═════ Extracted entries

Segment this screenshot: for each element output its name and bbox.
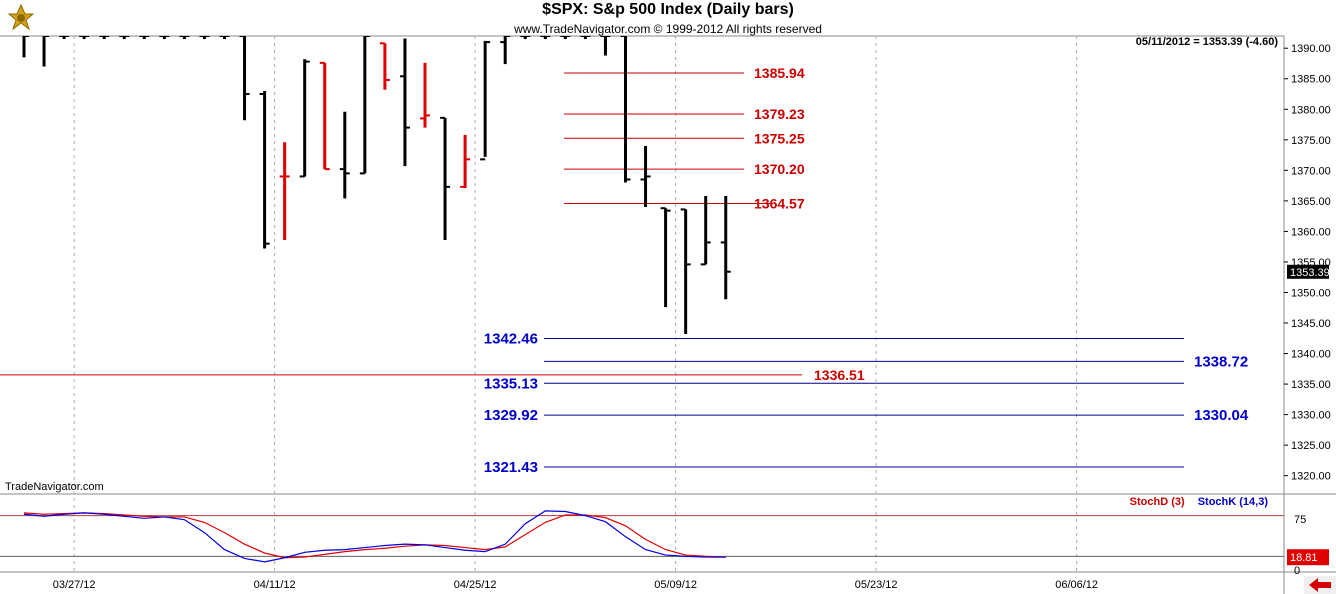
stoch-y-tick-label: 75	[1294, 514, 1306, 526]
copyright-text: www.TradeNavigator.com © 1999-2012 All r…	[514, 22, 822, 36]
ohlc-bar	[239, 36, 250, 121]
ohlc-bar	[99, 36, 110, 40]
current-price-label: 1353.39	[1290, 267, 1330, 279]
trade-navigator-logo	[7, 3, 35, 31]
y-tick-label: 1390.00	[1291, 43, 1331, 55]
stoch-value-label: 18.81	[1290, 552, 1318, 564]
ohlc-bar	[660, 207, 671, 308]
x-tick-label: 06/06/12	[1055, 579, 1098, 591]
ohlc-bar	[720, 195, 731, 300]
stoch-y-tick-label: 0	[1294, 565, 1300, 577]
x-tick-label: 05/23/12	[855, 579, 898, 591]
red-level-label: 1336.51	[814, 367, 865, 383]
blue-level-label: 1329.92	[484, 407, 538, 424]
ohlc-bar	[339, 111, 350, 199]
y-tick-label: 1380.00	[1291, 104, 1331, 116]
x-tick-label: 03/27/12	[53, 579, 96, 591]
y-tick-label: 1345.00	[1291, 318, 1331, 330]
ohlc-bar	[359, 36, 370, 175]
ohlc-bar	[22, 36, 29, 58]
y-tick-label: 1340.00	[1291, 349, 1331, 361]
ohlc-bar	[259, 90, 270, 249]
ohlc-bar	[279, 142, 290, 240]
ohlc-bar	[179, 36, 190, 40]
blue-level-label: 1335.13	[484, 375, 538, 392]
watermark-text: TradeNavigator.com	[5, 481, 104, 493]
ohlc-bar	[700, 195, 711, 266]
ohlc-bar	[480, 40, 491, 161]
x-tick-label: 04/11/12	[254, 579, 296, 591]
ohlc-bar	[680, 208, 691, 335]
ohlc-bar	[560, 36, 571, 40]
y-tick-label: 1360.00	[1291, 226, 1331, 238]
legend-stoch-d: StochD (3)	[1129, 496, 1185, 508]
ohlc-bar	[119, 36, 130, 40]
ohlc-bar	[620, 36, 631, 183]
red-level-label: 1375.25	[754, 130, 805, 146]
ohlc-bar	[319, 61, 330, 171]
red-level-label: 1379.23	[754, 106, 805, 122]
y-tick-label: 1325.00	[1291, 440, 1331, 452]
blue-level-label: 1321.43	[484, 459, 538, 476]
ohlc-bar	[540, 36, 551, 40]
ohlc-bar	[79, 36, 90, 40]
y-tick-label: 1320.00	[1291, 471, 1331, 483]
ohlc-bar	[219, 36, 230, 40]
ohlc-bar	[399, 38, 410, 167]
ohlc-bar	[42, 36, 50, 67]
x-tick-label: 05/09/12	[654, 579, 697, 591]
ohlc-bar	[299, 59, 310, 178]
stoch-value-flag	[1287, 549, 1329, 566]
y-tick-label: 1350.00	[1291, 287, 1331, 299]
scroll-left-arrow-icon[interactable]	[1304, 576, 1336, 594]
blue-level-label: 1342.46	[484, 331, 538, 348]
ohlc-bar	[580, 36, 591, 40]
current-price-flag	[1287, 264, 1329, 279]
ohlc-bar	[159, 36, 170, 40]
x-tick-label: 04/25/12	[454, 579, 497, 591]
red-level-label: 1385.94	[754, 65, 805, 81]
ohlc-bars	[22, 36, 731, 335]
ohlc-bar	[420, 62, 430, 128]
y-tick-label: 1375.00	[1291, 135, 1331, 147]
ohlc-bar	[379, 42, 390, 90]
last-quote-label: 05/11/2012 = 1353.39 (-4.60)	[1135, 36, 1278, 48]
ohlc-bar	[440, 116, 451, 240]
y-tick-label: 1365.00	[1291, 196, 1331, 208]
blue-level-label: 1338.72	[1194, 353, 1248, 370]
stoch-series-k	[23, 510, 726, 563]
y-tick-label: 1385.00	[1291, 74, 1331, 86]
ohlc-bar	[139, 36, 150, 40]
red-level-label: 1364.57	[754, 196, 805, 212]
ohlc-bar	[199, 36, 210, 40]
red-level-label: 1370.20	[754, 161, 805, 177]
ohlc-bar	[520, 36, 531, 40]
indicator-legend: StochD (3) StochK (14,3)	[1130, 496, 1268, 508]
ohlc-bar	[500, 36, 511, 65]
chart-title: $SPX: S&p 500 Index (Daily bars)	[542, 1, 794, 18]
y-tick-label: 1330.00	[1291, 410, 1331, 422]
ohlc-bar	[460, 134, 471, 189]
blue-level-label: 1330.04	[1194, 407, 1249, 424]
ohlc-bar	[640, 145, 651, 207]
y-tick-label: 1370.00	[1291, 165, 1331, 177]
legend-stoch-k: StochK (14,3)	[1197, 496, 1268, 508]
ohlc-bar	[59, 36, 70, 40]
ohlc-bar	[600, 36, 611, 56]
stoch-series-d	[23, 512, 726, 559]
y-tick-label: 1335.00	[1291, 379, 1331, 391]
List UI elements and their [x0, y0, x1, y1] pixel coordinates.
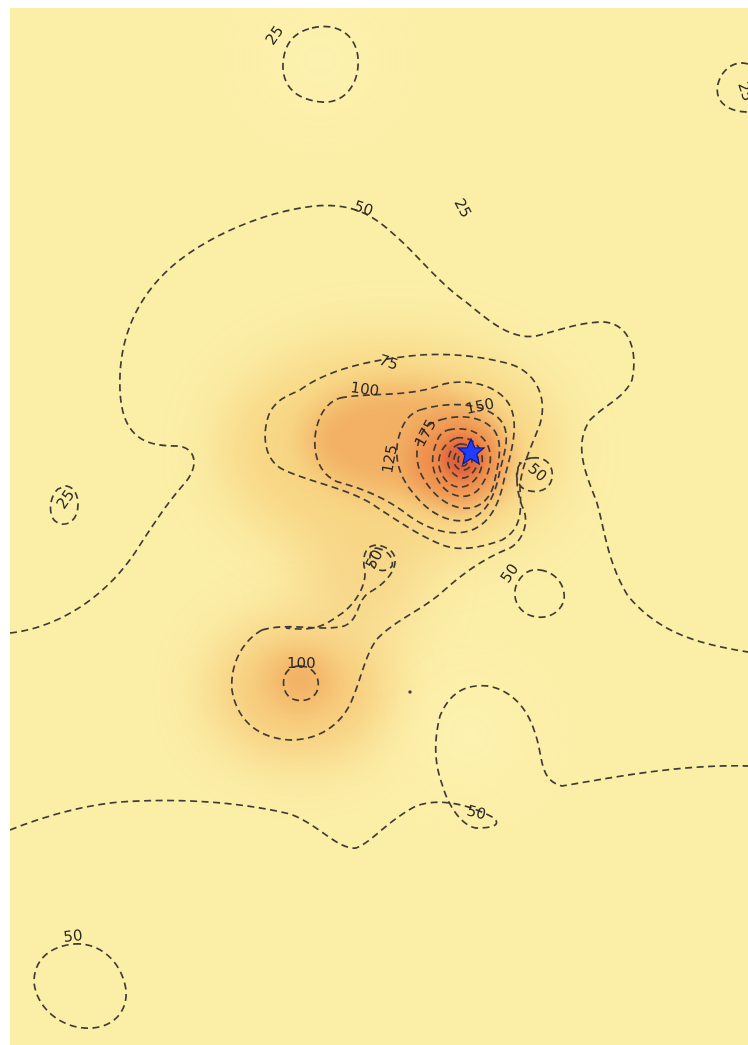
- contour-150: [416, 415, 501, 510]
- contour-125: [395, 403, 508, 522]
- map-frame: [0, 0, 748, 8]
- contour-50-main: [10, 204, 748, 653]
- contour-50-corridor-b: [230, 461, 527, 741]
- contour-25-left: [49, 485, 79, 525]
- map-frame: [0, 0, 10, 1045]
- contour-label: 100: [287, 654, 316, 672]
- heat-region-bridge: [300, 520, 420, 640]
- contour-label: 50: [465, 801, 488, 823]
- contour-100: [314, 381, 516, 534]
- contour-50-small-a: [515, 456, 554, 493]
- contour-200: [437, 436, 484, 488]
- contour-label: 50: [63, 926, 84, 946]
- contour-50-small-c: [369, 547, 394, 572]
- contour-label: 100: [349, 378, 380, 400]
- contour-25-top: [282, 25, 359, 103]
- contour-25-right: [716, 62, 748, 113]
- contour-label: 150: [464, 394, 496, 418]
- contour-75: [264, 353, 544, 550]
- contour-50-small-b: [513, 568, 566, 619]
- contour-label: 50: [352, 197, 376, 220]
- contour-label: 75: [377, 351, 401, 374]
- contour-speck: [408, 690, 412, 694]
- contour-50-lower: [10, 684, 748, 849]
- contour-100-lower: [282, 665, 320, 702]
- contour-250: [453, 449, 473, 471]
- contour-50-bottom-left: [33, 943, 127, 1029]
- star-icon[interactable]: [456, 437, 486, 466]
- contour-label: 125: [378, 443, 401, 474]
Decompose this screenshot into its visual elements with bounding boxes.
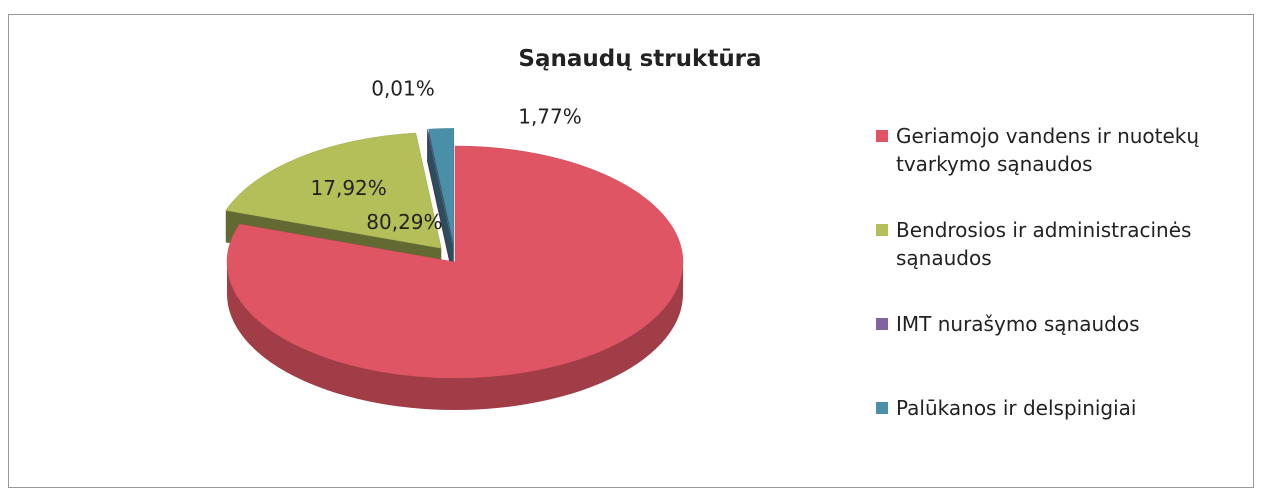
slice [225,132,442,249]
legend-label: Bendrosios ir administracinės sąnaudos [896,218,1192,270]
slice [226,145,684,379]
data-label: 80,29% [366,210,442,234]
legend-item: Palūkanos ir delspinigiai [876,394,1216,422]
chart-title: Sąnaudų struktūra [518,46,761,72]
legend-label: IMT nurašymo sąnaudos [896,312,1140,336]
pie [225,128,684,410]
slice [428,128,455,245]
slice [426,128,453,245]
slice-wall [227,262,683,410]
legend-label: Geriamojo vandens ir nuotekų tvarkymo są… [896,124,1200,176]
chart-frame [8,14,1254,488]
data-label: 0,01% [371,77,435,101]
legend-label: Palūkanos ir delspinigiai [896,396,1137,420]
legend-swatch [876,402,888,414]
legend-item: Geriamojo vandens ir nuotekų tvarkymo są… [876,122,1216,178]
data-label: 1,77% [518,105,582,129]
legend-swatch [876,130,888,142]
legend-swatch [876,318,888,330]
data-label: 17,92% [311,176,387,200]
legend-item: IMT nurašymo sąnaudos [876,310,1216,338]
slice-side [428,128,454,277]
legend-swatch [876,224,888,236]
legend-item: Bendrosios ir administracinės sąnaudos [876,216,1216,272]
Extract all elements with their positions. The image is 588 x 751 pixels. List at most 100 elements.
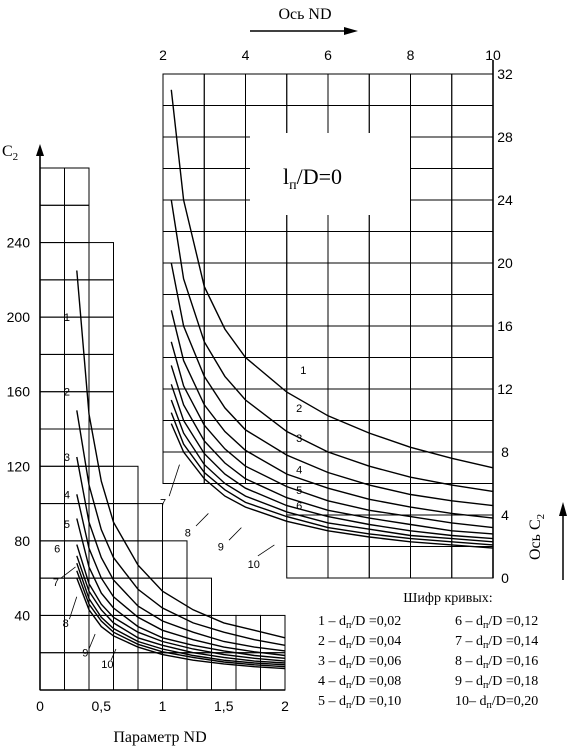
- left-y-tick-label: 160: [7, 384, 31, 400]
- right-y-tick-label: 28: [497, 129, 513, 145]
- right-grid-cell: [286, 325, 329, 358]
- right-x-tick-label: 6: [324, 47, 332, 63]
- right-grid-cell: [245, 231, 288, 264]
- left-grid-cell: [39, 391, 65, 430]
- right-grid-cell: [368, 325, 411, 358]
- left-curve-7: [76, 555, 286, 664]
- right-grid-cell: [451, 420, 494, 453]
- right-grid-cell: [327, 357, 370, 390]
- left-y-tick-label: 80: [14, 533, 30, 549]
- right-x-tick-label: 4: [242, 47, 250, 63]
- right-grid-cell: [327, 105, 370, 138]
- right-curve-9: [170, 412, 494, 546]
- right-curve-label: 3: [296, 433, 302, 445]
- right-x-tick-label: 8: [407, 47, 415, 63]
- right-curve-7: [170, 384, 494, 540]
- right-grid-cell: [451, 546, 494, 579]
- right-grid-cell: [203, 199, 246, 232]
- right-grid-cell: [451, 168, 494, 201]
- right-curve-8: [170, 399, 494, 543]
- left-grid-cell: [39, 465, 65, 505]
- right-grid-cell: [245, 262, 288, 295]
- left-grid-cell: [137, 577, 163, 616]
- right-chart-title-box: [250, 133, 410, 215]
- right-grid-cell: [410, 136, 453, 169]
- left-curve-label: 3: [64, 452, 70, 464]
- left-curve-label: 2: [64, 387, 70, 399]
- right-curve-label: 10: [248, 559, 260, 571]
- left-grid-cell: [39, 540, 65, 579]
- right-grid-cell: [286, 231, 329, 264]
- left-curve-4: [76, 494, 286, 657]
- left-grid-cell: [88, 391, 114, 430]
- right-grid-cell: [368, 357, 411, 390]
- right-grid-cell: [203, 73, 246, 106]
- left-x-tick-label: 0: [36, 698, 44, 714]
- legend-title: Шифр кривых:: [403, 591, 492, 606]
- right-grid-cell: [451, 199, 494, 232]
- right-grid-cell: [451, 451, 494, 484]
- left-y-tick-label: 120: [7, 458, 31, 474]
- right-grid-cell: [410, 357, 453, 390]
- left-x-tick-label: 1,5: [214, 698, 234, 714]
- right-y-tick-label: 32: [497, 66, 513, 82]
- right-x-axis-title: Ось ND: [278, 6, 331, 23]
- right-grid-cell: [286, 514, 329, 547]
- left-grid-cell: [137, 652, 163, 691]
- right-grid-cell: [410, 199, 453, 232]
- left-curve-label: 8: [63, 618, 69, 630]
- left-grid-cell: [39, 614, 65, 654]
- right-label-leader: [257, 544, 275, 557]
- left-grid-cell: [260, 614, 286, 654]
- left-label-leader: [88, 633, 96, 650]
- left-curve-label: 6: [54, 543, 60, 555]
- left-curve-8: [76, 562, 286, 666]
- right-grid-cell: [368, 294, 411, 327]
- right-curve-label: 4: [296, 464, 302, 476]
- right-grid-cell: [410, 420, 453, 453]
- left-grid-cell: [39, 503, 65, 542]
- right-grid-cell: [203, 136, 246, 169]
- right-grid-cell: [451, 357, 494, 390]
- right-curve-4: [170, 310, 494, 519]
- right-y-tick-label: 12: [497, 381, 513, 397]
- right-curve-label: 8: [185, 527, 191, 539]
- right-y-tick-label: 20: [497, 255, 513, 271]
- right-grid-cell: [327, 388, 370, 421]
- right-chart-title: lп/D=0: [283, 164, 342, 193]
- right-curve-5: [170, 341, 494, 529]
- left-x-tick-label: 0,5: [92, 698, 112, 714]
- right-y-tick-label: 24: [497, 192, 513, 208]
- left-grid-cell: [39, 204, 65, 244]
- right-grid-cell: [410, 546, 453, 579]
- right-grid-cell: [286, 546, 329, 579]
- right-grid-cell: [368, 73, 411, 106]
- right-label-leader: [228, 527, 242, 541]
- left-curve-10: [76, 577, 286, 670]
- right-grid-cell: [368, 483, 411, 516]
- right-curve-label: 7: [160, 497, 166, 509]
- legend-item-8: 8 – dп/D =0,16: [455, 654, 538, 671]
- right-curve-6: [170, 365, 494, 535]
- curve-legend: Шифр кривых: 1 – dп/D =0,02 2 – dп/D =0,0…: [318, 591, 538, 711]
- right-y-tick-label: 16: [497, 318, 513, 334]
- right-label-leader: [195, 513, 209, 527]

══════════

Exercise instructions ->
Please format the run of lines above that opens with the line containing "- left-y-tick-label: 160: [7, 384, 31, 400]" and closes with the line containing "- left-x-tick-label: 0: [36, 698, 44, 714]", both included, as a JSON list of strings with one string per line and any blank lines left out.

Output ->
[
  "- left-y-tick-label: 160: [7, 384, 31, 400]",
  "- right-y-tick-label: 28: [497, 129, 513, 145]",
  "- right-grid-cell: [286, 325, 329, 358]",
  "- right-x-tick-label: 6: [324, 47, 332, 63]",
  "- right-grid-cell: [245, 231, 288, 264]",
  "- left-grid-cell: [39, 391, 65, 430]",
  "- right-grid-cell: [368, 325, 411, 358]",
  "- left-curve-7: [76, 555, 286, 664]",
  "- right-grid-cell: [451, 420, 494, 453]",
  "- right-grid-cell: [327, 357, 370, 390]",
  "- left-y-tick-label: 80: [14, 533, 30, 549]",
  "- right-x-tick-label: 4: [242, 47, 250, 63]",
  "- right-grid-cell: [327, 105, 370, 138]",
  "- right-curve-9: [170, 412, 494, 546]",
  "- right-curve-label: 3: [296, 433, 302, 445]",
  "- right-x-tick-label: 8: [407, 47, 415, 63]",
  "- right-curve-7: [170, 384, 494, 540]",
  "- right-grid-cell: [451, 546, 494, 579]",
  "- right-grid-cell: [203, 199, 246, 232]",
  "- right-grid-cell: [451, 168, 494, 201]",
  "- right-curve-8: [170, 399, 494, 543]",
  "- left-grid-cell: [39, 465, 65, 505]",
  "- right-grid-cell: [245, 262, 288, 295]",
  "- left-grid-cell: [137, 577, 163, 616]",
  "- right-chart-title-box: [250, 133, 410, 215]",
  "- right-grid-cell: [410, 136, 453, 169]",
  "- left-curve-label: 3: [64, 452, 70, 464]",
  "- left-curve-label: 2: [64, 387, 70, 399]",
  "- right-curve-label: 10: [248, 559, 260, 571]",
  "- left-grid-cell: [39, 540, 65, 579]",
  "- right-grid-cell: [286, 231, 329, 264]",
  "- left-curve-4: [76, 494, 286, 657]",
  "- left-grid-cell: [88, 391, 114, 430]",
  "- right-grid-cell: [368, 357, 411, 390]",
  "- right-grid-cell: [203, 73, 246, 106]",
  "- left-x-tick-label: 0: [36, 698, 44, 714]"
]